_Blocco di testo_
※ ※ ※

Le spedizioni di soccorso degli Alpini al dirigibile Italia nel 1928
Era il 1998 e per la prima volta affrontavo i mari Artici. La Polarboy, vecchia nave Norvegese un tempo utilizzata per la caccia alle foche, navigava lungo la costa occidentale dello Spitsbergen alla volta di Ny Ålesund. Malgrado fossimo nel cuore della notte non riuscivo a prendere sonno ed il mio pensiero volava alla spedizione del dirigibile Italia del 1928, alla grande sogno polare del Generale Nobile, alla tragedia della caduta, alle grandi imprese delle Penne Nere impegnate nelle operazioni di soccorso. Neppure lontanamente immaginavo che quel mondo di ghiaccio che stavo per scoprire sarebbe diventato una parte importante della mia vita. Da allora ho solcato questi mari ogni anno, con passione sempre crescente. Il mio sogno è diventato quello di ripercorrere gli itinerari di quel manipolo di coraggiosi Alpini che molto contribuirono all’esplorazione dell’arcipelago delle Svalbard, a soli 1000 kilometri dal Polo Nord.
Così anno dopo anno ho avuto la fortuna di visitare molti dei luoghi teatro di quegli avvenimenti e soprattutto ho avuto l’onore di farlo indossando il mio cappello Alpino. Ma vediamo che cosa successe di così importante in quella estate di tanti anni fa.

Nel marzo del 1928 a bordo della Hobby in navigazione verso le Svalbard il Capitano Gennaro Sora certamente non immaginava quello che sarebbe successo nei mesi successivi. Insieme con altri 8 Alpini era stato scelto per partecipare alla spedizione polare del dirigibile Italia comandata dal Generale Umberto Nobile. Il Generale aveva richiesto al governo alcuni aerei da utilizzare in caso di emergenza, la sua richiesta era stata rifiutata ma in sostituzione venne aggregato alla spedizione il piccolo contingente di Penne Nere.
Il loro compito iniziale era di partecipare alla costruzione del campo base presso Ny Ålesund, nel Kongsfjorden, e poi se necessario intervenire come unità di soccorso. In quest’ottica la scelta degli Alpini da parte di Nobile appare assolutamente logica in quanto per questi ultimi il ghiaccio ed il freddo erano elementi a cui erano abituati sulle Alpi.

※ ※ ※

_Righe di dati_
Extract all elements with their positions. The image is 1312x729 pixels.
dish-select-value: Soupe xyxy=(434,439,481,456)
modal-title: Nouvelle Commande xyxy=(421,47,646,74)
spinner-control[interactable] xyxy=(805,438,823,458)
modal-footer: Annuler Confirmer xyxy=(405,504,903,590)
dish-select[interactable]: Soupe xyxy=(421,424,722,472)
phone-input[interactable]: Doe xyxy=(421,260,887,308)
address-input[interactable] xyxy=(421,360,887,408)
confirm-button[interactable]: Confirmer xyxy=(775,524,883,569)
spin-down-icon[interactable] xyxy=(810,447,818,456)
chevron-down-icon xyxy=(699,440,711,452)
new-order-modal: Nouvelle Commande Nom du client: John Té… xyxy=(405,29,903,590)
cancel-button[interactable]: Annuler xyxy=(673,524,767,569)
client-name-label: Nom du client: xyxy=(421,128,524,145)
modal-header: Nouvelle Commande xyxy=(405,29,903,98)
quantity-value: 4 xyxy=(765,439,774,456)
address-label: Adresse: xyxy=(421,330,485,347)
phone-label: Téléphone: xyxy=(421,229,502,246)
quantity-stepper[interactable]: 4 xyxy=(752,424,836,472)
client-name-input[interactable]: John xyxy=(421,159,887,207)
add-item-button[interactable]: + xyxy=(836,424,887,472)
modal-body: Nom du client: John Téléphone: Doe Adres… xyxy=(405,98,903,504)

※ ※ ※

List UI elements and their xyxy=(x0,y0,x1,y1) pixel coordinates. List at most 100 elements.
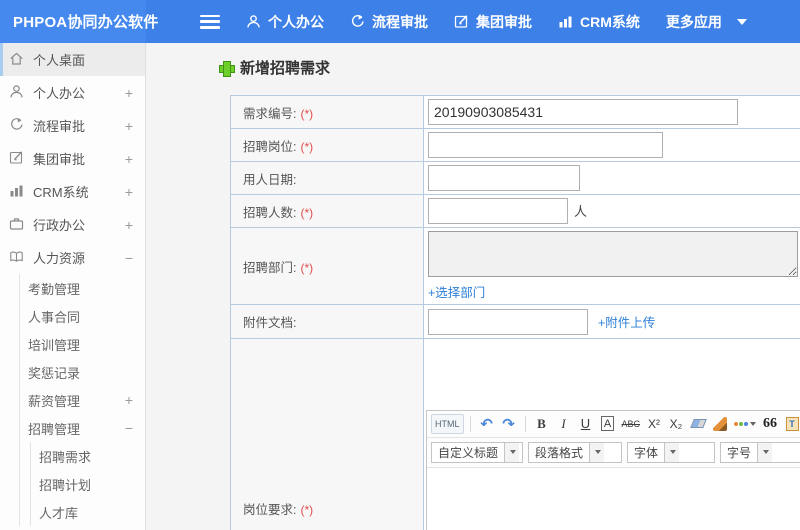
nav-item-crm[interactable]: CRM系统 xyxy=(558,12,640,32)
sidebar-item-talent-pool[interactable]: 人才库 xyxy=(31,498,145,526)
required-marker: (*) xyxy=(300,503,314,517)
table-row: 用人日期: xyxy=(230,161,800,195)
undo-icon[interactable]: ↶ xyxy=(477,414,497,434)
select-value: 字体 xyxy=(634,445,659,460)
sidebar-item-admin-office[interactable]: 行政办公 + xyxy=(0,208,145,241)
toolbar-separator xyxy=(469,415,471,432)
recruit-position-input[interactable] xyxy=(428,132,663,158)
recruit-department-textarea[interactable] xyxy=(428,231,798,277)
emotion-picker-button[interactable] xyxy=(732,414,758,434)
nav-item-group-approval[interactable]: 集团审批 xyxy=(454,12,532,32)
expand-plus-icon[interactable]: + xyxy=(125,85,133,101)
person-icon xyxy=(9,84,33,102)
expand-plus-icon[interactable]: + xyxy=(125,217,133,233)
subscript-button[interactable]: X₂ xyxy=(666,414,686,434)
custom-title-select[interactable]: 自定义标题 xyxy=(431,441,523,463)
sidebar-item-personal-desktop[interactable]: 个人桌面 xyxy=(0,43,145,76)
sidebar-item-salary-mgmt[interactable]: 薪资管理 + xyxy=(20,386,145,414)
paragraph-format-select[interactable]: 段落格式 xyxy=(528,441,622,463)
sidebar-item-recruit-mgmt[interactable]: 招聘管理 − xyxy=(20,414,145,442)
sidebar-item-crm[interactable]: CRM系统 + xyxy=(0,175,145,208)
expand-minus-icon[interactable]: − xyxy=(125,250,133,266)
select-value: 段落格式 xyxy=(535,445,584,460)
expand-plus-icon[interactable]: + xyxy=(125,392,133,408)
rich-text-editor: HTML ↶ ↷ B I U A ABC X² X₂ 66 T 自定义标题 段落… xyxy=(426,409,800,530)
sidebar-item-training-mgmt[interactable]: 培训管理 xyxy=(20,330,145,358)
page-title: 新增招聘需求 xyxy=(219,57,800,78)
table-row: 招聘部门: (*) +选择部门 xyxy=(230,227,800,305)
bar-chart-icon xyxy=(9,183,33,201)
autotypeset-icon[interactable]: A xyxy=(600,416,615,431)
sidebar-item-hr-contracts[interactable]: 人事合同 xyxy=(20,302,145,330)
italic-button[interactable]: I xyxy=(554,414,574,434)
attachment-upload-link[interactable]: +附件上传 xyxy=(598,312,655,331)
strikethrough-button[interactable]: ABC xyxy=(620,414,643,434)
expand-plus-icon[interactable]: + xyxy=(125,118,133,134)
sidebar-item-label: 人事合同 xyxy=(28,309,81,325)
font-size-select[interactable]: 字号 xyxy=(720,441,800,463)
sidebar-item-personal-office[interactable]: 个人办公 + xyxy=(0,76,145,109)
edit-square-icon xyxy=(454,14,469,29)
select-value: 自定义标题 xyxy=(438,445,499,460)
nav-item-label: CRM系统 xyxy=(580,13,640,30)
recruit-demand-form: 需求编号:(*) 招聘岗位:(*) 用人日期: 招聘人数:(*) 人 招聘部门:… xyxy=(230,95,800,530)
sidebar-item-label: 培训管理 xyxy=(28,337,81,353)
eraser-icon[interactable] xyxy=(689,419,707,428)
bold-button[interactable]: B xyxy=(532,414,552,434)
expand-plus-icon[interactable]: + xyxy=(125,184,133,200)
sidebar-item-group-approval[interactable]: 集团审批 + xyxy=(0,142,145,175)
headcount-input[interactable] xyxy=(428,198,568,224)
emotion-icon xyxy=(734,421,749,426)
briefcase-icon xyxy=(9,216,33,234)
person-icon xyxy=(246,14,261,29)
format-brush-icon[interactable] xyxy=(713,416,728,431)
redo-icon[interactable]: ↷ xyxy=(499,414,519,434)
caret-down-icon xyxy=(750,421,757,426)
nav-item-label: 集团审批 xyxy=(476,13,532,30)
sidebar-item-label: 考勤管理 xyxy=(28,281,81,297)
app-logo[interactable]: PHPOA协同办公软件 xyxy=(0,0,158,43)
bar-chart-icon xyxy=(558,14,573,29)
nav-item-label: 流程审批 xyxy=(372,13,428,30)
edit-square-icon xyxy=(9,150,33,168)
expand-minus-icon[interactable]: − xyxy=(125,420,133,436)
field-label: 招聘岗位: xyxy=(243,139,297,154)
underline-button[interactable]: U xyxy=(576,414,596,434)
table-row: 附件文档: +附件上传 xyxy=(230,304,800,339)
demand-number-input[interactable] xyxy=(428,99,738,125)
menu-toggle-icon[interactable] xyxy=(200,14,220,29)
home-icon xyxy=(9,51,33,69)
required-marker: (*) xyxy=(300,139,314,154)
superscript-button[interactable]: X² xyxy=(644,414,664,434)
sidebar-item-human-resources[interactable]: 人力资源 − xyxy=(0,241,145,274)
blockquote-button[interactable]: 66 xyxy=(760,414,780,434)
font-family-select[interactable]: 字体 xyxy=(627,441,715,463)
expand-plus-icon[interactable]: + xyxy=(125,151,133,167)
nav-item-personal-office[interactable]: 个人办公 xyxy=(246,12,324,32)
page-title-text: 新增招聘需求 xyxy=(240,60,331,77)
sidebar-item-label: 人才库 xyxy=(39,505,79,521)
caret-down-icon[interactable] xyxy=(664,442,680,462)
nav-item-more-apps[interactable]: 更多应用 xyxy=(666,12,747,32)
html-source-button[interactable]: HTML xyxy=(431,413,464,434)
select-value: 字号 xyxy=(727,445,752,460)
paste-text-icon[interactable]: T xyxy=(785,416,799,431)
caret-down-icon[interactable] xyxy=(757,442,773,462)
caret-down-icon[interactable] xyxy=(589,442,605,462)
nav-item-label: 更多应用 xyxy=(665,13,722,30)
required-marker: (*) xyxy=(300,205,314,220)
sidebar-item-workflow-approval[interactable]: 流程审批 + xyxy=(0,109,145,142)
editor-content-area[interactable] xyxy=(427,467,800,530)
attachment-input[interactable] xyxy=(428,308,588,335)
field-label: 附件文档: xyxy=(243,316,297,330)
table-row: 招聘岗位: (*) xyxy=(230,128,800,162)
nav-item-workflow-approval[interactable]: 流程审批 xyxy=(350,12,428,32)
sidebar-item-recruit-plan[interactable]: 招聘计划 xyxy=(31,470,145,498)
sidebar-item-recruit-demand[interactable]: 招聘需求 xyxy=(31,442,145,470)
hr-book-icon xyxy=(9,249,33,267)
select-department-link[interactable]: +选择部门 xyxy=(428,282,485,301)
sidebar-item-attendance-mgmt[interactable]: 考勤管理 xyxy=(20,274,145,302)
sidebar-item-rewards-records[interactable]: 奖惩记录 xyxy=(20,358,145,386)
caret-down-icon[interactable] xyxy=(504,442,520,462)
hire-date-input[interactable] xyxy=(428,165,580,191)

※ ※ ※

_Richiesta scritta_
Puoi ricopiare fedelmente il brano sulle spedizioni di soccorso degli Alpini, partendo da "Così anno dopo" e terminando con "tanti anni fa."?

_Soluzione del problema_
Così anno dopo anno ho avuto la fortuna di visitare molti dei luoghi teatro di quegli avvenimenti e soprattutto ho avuto l’onore di farlo indossando il mio cappello Alpino. Ma vediamo che cosa successe di così importante in quella estate di tanti anni fa.